In the spring of 1929, Lillian bought a rowboat with her hospital earnings, put it in the Yukon River, and began paddling west toward Alaska.

In Hiking to Siberia (sunnyoutside, 2012), Lawrence Millman follows the trail of a woman who once
tried to walk (and row) from New York City to Siberia. He also gets a ride from an apparent ghost in Iceland and attends a feast in Micronesia
where the pièce de résistance is fruit bat penis. This stylish, often very
funny collection of essays affirms Millman’s place among the very best living
travel writers. In the following excerpt from chapter 1, “Hiking to Siberia,” Millman hunts for clues concerning the Mystery
Woman, Lillian Alling.

One day in 1927, a
thirty-year-old woman walked out of New York City, continued walking to
Buffalo, crossed into Canada and then hiked all the way to Hazelton, British Columbia. To any question that came her way, she would reply
in a heavy Russian accent: “I go to Siberia.”

Wherever she went, this
woman–whose anglicized name was Lillian Alling–inspired speculation. “Writes
novels or perhaps a criminal,” observed one person who met her. Others thought
she might be the Russian czar’s last daughter returning to her homeland on the
cheap. “On the cheap” is at least correct: during much of her journey, Lillian
wore a pair of mismatched men’s shoes and carried a lightweight shoulder bag
that seemed hardly any bigger than a pocketbook. In fact, it may have been a
pocketbook. She also carried a wrench for protection against bears as well as
men.

The next spring, Lillian set
out for the Yukon–the
place where I first heard about her. An old prospector named Jack Goulding told
me that he’d met her almost seventy years earlier. Or tried to meet her. In
response to his offer of help, she frowned at him and just walked on. Hardly
anyone paid much attention to her, he told me, because “folks used to walk in
those days.” Another oldtimer disagreed. He said plenty of Yukoners took notice
of Lillian because, as he put it, “she was completely wacky.” His evidence for
this: she was a woman traveling alone.

The more I heard about
Lillian, the more intrigued I became, and at last I decided to write a book
about her journey, which struck me as being both remarkable and “wacky.” To
cite just one example: she hiked the entire 330 miles of the Yukon Telegraph
Trail, a formidable slog for an experienced hiker, but several notches above
formidable for a lone woman seemingly unequipped for anything more daunting
than a stroll in an urban park. That this woman does not look particularly
robust in the few known photographs of her makes her achievement all the more
remarkable, or perhaps all the more wacky.

Bounding box prediction listing:
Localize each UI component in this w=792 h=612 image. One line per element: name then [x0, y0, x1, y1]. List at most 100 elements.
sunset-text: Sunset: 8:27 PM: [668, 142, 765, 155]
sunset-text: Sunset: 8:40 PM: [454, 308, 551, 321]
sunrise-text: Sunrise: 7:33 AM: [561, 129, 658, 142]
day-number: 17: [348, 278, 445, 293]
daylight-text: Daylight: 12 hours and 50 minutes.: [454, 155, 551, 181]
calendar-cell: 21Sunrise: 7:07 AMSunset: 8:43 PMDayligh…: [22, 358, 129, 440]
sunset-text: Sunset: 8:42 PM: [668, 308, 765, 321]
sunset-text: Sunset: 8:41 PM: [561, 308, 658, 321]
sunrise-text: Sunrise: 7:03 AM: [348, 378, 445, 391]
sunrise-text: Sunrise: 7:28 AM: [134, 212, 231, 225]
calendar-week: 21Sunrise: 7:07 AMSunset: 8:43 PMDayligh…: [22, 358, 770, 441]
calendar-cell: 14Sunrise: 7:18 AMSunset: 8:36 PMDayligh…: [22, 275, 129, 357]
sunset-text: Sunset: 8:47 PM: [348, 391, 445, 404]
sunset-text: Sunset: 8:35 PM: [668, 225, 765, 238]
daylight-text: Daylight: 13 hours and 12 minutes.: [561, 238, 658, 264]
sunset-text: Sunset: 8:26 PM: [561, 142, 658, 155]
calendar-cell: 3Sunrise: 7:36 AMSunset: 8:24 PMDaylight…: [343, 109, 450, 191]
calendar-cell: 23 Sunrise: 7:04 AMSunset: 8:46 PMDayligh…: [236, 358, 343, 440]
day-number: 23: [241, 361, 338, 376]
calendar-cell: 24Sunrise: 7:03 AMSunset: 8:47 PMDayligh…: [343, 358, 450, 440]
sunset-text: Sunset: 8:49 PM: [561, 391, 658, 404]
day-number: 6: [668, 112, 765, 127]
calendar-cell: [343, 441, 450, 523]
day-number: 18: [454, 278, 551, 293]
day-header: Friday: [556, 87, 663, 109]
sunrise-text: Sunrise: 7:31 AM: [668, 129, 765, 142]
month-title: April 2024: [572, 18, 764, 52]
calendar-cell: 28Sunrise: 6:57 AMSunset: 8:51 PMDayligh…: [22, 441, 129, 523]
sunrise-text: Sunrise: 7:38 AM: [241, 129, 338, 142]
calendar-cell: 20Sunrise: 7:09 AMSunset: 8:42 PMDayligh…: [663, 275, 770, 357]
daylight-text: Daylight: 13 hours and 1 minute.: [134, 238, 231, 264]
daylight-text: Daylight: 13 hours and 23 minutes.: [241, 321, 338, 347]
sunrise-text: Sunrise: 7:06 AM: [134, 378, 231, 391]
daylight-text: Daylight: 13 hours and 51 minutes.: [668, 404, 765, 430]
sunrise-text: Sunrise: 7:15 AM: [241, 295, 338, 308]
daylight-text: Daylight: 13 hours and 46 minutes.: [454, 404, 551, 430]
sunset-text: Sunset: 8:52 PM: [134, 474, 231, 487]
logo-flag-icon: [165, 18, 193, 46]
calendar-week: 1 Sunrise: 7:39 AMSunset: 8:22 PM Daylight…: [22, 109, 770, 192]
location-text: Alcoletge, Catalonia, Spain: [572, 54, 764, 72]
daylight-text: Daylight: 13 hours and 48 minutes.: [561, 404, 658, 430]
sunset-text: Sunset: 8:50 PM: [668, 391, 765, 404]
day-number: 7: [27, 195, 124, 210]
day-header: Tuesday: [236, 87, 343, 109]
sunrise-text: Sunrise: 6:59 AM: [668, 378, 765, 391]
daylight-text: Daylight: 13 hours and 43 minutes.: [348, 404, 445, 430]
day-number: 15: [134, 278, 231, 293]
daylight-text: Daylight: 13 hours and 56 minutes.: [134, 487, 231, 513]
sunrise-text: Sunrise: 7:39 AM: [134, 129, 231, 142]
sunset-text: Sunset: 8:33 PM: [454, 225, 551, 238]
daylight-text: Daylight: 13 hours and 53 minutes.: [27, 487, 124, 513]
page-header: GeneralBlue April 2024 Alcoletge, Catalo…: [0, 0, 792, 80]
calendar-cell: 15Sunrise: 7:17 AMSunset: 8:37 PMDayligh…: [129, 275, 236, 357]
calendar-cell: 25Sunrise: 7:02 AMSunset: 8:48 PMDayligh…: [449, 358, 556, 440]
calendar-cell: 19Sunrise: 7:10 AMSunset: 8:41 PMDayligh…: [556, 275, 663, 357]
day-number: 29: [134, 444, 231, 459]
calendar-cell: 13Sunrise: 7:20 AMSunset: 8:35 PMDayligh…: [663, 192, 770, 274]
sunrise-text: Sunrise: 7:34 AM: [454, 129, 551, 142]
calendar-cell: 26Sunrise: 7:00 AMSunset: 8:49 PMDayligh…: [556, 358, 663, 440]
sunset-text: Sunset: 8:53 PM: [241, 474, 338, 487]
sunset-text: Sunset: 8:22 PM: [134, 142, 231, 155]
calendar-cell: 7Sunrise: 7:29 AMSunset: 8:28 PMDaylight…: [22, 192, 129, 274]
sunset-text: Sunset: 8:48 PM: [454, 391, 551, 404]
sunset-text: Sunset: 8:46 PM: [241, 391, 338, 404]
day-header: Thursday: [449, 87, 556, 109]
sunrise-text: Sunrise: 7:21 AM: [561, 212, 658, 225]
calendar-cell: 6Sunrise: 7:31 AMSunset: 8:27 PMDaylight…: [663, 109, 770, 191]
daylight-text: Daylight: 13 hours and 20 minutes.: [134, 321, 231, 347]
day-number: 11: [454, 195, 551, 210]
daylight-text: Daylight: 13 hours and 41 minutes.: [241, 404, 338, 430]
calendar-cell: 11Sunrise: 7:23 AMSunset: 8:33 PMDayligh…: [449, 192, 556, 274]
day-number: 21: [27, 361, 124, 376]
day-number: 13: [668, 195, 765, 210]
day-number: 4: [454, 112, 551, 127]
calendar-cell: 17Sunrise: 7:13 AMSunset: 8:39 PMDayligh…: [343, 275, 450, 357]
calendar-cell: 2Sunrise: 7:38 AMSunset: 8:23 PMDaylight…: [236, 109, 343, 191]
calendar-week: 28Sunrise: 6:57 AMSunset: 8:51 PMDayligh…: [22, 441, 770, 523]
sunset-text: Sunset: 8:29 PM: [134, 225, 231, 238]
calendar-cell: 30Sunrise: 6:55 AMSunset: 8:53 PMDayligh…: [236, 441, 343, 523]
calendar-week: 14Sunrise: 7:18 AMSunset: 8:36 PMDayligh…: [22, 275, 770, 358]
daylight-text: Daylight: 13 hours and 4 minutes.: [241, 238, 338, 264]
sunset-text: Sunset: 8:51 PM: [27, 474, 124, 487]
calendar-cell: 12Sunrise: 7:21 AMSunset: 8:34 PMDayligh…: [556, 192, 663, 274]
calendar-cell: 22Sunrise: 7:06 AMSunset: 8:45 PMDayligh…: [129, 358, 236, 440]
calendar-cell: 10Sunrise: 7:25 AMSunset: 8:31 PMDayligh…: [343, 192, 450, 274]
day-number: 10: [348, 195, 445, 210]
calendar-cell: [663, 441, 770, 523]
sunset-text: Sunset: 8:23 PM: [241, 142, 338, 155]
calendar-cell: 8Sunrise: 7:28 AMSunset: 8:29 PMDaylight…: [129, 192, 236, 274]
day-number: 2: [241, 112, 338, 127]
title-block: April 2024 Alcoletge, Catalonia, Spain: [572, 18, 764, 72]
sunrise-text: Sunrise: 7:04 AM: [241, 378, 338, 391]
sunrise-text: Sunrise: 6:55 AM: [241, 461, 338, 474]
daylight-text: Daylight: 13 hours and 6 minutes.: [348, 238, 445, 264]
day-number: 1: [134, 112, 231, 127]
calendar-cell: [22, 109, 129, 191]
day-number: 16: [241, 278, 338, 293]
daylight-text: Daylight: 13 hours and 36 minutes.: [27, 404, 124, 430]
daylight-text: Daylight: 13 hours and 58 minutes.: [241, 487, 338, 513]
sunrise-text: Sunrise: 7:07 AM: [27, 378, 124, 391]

- Work task 1 -
Reproduce the stretch of the Lillian Alling excerpt above from "The next spring, Lillian" through "woman traveling alone.".
- Work task 2 -
In the Lillian Alling excerpt, what did Lillian carry for protection against bears and men?

- Solution 1 -
The next spring, Lillian set
out for the Yukon–the
place where I first heard about her. An old prospector named Jack Goulding told
me that he’d met her almost seventy years earlier. Or tried to meet her. In
response to his offer of help, she frowned at him and just walked on. Hardly
anyone paid much attention to her, he told me, because “folks used to walk in
those days.” Another oldtimer disagreed. He said plenty of Yukoners took notice
of Lillian because, as he put it, “she was completely wacky.” His evidence for
this: she was a woman traveling alone.

- Solution 2 -
A wrench.